*** Data shown Section Begins ***

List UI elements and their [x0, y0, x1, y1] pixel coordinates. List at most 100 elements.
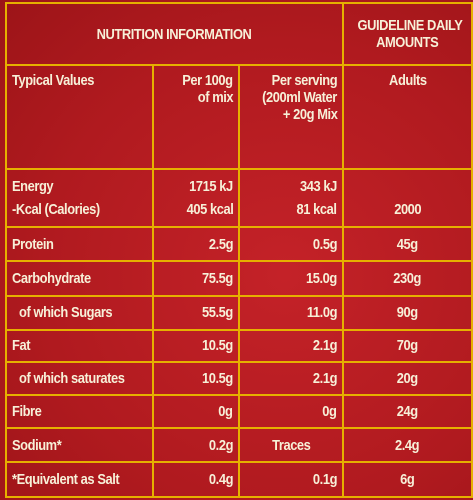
row-gda-text: 2.4g [395, 436, 420, 454]
row-per100-text: 75.5g [202, 270, 233, 287]
row-label: of which saturates [5, 361, 154, 397]
table-row: Sodium* 0.2g Traces 2.4g [5, 427, 473, 463]
row-per100: 10.5g [152, 361, 240, 397]
nutrition-information-heading: NUTRITION INFORMATION [5, 1, 344, 67]
nutrition-information-text: NUTRITION INFORMATION [97, 25, 252, 43]
row-gda-text: 20g [397, 370, 418, 388]
row-label-text: Protein [12, 235, 54, 253]
row-serving: 2.1g [238, 328, 344, 364]
row-per100: 0.4g [152, 460, 240, 499]
row-serving: 0.5g [238, 226, 344, 263]
row-gda-text: 90g [397, 304, 418, 322]
row-per100: 75.5g [152, 260, 240, 297]
row-label-text: Sodium* [12, 436, 62, 454]
per100-line1: Per 100g [182, 72, 234, 90]
row-per100: 10.5g [152, 328, 240, 364]
per-serving-label: Per serving (200ml Water + 20g Mix [238, 64, 344, 171]
row-per100-text: 0.4g [208, 470, 234, 488]
row-per100-text: 10.5g [202, 370, 233, 388]
row-per100-text: 0.2g [208, 436, 234, 454]
serving-line3: + 20g Mix [282, 106, 337, 124]
row-serving-text: 0.5g [312, 235, 338, 253]
row-serving-text: Traces [271, 436, 311, 454]
energy-kj-label: Energy [12, 178, 54, 196]
typical-values-text: Typical Values [12, 72, 94, 90]
table-row: Fat 10.5g 2.1g 70g [5, 328, 473, 364]
guideline-daily-amounts-heading: GUIDELINE DAILY AMOUNTS [342, 1, 473, 67]
row-serving: 2.1g [238, 361, 344, 397]
row-per100-text: 10.5g [202, 337, 233, 355]
row-per100: 0.2g [152, 427, 240, 463]
row-per100: 55.5g [152, 294, 240, 331]
row-gda-text: 70g [397, 337, 418, 355]
row-per100-text: 55.5g [202, 304, 233, 322]
energy-per100: 1715 kJ 405 kcal [152, 168, 240, 229]
energy-serving: 343 kJ 81 kcal [238, 168, 344, 229]
row-gda: 230g [342, 260, 473, 297]
row-gda: 70g [342, 328, 473, 364]
table-row: of which saturates 10.5g 2.1g 20g [5, 361, 473, 397]
row-serving-text: 11.0g [306, 304, 338, 322]
row-label-text: Fibre [12, 403, 42, 421]
row-gda: 90g [342, 294, 473, 331]
row-label: Sodium* [5, 427, 154, 463]
row-label-text: of which Sugars [19, 304, 113, 322]
row-gda-text: 6g [400, 470, 415, 488]
row-label: Carbohydrate [5, 260, 154, 297]
row-gda: 20g [342, 361, 473, 397]
energy-per100-kcal: 405 kcal [186, 201, 233, 219]
row-gda: 2.4g [342, 427, 473, 463]
typical-values-label: Typical Values [5, 64, 154, 171]
table-row: Carbohydrate 75.5g 15.0g 230g [5, 260, 473, 297]
row-serving: Traces [238, 427, 344, 463]
row-label-text: Carbohydrate [12, 270, 91, 287]
row-per100-text: 0g [218, 403, 234, 421]
row-label-text: Fat [12, 337, 31, 355]
row-gda-text: 45g [397, 235, 418, 253]
energy-gda: 2000 [342, 168, 473, 229]
per100-line2: of mix [197, 89, 234, 107]
adults-label: Adults [342, 64, 473, 171]
row-serving: 0g [238, 394, 344, 430]
energy-row: Energy -Kcal (Calories) 1715 kJ 405 kcal… [5, 168, 473, 229]
serving-line2: (200ml Water [262, 89, 337, 107]
row-serving-text: 15.0g [306, 270, 337, 287]
row-label: Fibre [5, 394, 154, 430]
row-gda: 6g [342, 460, 473, 499]
row-per100: 0g [152, 394, 240, 430]
table-header-row: NUTRITION INFORMATION GUIDELINE DAILY AM… [5, 1, 473, 67]
table-row: Protein 2.5g 0.5g 45g [5, 226, 473, 263]
energy-kcal-label: -Kcal (Calories) [12, 201, 100, 219]
energy-per100-kj: 1715 kJ [189, 178, 233, 196]
row-serving-text: 0g [322, 403, 338, 421]
table-row: *Equivalent as Salt 0.4g 0.1g 6g [5, 460, 473, 499]
row-serving: 15.0g [238, 260, 344, 297]
row-per100: 2.5g [152, 226, 240, 263]
row-serving-text: 0.1g [312, 470, 338, 488]
row-gda-text: 24g [397, 403, 418, 421]
energy-label: Energy -Kcal (Calories) [5, 168, 154, 229]
energy-serving-kj: 343 kJ [300, 178, 337, 196]
column-labels-row: Typical Values Per 100g of mix Per servi… [5, 64, 473, 171]
row-serving-text: 2.1g [312, 370, 338, 388]
row-per100-text: 2.5g [208, 235, 234, 253]
row-gda-text: 230g [393, 270, 422, 287]
serving-line1: Per serving [271, 72, 337, 90]
row-serving-text: 2.1g [312, 337, 338, 355]
guideline-line1: GUIDELINE DAILY [357, 17, 463, 35]
row-serving: 11.0g [238, 294, 344, 331]
row-label: of which Sugars [5, 294, 154, 331]
row-label: Fat [5, 328, 154, 364]
row-label-text: of which saturates [19, 370, 125, 388]
table-row: Fibre 0g 0g 24g [5, 394, 473, 430]
row-label: *Equivalent as Salt [5, 460, 154, 499]
guideline-line2: AMOUNTS [376, 34, 439, 52]
energy-serving-kcal: 81 kcal [296, 201, 337, 219]
row-serving: 0.1g [238, 460, 344, 499]
row-gda: 24g [342, 394, 473, 430]
row-label: Protein [5, 226, 154, 263]
row-gda: 45g [342, 226, 473, 263]
row-label-text: *Equivalent as Salt [12, 470, 120, 488]
table-row: of which Sugars 55.5g 11.0g 90g [5, 294, 473, 331]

*** Data shown Section Ends ***

(Activity):
From the data above, copy every line where "Sugars" appears.

(Answer space):
row-label-text: of which Sugars [19, 304, 113, 322]
row-label: of which Sugars [5, 294, 154, 331]
table-row: of which Sugars 55.5g 11.0g 90g [5, 294, 473, 331]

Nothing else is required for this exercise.